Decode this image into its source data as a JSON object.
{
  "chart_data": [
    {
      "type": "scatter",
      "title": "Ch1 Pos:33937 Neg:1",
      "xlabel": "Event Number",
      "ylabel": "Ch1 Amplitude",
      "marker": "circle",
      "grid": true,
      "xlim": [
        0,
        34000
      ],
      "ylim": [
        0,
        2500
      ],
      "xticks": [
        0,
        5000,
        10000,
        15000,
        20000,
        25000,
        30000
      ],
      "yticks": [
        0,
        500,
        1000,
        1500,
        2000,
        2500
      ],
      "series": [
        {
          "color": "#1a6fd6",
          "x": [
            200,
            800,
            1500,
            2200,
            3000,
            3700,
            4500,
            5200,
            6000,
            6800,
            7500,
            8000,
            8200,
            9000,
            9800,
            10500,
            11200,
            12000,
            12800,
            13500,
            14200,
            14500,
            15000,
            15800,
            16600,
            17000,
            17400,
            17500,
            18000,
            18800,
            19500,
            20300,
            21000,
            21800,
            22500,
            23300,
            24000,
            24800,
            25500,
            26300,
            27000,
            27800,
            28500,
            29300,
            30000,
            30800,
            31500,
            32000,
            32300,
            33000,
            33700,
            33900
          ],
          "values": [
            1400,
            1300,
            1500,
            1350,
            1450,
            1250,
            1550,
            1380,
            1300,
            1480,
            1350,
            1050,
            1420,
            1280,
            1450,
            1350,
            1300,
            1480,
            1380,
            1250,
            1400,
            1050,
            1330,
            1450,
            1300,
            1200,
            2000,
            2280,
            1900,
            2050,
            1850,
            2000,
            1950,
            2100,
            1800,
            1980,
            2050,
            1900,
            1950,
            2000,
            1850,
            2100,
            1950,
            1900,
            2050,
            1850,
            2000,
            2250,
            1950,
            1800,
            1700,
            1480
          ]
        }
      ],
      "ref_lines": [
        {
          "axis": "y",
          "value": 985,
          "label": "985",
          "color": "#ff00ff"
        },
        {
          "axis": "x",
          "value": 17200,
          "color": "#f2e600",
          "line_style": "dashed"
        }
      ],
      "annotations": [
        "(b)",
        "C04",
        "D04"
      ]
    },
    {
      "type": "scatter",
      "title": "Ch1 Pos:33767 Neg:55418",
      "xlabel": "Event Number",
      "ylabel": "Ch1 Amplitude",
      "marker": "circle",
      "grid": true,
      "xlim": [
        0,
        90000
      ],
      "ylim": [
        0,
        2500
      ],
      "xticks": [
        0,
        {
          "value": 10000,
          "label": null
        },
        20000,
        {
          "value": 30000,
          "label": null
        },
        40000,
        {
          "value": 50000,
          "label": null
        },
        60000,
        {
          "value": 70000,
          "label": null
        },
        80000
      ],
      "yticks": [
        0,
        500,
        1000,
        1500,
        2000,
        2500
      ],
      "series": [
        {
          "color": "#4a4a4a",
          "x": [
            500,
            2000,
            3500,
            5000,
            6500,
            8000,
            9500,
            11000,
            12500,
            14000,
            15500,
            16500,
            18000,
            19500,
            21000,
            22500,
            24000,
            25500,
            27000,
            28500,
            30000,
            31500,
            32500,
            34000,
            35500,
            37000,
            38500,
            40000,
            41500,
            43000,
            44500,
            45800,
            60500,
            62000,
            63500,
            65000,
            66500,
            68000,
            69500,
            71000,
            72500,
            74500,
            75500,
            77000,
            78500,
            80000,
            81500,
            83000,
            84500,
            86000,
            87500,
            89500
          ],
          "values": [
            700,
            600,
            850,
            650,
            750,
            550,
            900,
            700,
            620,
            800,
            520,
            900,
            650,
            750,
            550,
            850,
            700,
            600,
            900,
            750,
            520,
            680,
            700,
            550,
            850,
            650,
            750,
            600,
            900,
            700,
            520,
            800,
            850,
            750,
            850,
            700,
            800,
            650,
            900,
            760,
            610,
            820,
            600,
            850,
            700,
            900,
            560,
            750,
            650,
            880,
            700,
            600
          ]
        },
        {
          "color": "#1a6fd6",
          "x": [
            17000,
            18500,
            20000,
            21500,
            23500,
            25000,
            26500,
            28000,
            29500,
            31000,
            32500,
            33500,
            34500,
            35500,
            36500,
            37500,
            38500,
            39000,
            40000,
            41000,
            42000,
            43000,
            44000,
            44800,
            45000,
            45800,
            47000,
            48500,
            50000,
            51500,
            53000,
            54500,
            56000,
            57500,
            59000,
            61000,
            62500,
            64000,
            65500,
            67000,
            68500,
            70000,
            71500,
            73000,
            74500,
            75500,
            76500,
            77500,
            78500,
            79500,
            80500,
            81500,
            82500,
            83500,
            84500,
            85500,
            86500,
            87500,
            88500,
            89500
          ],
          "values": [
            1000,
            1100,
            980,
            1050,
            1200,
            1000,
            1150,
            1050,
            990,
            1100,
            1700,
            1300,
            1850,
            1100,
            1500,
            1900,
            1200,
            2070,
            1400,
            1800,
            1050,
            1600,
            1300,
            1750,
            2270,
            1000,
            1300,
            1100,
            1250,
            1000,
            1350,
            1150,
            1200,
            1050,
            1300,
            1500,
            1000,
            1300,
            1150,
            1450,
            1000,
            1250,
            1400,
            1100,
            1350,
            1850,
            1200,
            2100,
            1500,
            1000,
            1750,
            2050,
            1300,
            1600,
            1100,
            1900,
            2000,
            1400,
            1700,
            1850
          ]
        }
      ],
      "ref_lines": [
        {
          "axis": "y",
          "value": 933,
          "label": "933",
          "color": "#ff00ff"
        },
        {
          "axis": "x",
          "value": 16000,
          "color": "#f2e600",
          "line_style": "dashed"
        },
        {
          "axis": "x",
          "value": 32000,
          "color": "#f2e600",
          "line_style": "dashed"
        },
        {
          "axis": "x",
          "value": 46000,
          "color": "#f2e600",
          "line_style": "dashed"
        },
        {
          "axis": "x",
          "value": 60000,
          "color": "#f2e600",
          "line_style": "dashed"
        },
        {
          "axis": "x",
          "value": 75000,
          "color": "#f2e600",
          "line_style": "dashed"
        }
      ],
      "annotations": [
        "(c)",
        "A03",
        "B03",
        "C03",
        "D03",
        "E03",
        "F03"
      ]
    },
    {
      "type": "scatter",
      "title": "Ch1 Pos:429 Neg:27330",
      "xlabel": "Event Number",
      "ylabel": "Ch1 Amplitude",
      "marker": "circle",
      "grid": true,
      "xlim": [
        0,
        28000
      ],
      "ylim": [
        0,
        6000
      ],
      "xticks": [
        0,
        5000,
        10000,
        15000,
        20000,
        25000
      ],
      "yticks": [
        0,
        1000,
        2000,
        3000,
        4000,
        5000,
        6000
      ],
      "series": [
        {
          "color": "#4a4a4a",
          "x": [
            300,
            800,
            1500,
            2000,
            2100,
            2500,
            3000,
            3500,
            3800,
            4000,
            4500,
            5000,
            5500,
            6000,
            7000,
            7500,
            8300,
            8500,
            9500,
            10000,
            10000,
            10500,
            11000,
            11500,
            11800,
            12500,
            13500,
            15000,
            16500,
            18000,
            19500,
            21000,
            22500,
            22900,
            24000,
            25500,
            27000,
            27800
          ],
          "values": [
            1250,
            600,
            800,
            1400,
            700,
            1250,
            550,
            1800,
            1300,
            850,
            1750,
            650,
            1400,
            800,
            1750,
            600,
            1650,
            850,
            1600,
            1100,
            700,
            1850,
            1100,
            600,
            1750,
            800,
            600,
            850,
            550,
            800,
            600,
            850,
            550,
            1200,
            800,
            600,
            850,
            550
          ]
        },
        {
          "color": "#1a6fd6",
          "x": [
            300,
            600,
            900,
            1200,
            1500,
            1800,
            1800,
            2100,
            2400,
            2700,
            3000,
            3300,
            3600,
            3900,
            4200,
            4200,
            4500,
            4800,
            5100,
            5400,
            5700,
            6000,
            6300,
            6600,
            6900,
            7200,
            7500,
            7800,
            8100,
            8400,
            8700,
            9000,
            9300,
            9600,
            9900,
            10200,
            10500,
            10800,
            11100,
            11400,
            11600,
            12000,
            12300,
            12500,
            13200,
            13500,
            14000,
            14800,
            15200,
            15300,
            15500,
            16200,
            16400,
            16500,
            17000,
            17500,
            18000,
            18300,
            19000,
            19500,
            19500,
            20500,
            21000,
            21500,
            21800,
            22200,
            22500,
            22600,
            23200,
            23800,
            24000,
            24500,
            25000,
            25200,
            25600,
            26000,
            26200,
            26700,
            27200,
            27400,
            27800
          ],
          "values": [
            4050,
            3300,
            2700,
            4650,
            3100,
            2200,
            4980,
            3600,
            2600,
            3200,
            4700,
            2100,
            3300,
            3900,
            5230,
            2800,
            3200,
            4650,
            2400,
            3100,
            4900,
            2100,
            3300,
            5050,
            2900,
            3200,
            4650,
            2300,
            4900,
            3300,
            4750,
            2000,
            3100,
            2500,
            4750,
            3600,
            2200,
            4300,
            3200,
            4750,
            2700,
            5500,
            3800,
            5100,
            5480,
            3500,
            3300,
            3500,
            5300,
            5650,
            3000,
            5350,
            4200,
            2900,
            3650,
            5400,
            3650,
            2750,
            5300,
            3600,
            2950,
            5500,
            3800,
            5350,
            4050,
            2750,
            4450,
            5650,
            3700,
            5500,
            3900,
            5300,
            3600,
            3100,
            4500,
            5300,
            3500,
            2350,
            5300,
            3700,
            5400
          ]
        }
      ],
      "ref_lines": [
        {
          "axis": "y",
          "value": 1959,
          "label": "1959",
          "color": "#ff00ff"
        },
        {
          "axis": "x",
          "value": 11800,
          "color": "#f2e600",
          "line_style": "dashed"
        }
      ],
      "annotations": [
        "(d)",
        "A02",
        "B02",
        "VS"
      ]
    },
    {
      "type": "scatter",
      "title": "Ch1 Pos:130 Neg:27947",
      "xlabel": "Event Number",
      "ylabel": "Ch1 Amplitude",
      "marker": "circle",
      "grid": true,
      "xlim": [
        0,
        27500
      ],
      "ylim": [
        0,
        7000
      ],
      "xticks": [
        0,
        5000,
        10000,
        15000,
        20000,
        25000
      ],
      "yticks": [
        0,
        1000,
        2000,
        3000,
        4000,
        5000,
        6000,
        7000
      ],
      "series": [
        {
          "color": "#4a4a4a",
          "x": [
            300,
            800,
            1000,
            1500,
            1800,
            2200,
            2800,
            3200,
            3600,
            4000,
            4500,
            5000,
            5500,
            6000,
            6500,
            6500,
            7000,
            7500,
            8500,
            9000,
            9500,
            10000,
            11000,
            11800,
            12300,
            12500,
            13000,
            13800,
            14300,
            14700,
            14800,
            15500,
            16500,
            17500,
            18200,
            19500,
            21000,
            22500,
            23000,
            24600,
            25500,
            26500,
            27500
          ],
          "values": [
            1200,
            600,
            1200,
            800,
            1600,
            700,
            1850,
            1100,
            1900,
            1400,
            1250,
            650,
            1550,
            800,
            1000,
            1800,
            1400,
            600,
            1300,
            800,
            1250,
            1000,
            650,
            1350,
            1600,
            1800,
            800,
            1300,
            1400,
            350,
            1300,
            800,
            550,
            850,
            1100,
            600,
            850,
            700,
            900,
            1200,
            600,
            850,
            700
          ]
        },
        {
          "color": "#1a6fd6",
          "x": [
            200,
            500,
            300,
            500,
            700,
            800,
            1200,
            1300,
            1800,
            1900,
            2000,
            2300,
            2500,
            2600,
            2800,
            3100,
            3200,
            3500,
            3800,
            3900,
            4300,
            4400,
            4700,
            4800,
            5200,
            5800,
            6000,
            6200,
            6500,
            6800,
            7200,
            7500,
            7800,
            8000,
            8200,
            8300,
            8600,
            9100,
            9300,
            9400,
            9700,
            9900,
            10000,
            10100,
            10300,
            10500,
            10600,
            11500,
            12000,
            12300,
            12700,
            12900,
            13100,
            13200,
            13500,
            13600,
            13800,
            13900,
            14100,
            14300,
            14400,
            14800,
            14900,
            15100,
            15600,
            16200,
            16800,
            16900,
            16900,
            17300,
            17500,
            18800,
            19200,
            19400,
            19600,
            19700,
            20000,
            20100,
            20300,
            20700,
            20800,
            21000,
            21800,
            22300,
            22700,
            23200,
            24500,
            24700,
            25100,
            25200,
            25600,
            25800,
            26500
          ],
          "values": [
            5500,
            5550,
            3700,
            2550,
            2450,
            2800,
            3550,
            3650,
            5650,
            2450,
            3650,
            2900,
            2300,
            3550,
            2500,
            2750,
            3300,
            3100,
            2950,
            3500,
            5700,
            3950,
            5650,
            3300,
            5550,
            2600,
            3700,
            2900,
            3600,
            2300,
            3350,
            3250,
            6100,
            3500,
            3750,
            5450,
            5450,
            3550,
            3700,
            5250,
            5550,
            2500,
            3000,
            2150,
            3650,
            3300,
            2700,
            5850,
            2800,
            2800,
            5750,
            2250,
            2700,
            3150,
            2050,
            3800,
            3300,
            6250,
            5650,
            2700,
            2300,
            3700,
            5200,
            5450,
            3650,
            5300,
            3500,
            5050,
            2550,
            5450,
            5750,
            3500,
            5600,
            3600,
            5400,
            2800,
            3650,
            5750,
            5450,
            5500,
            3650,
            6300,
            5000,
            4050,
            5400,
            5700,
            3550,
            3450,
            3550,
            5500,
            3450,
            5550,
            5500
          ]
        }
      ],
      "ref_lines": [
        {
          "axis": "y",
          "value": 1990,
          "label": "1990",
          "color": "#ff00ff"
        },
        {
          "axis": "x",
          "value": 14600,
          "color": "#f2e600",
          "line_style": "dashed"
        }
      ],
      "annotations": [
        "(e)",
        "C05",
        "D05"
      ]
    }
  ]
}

_TASK OBJECTIVE_:
Extract lines where the string "title" occurs.

_OUTPUT FOR THIS TASK_:
      "title": "Ch1 Pos:33937 Neg:1",
      "title": "Ch1 Pos:33767 Neg:55418",
      "title": "Ch1 Pos:429 Neg:27330",
      "title": "Ch1 Pos:130 Neg:27947",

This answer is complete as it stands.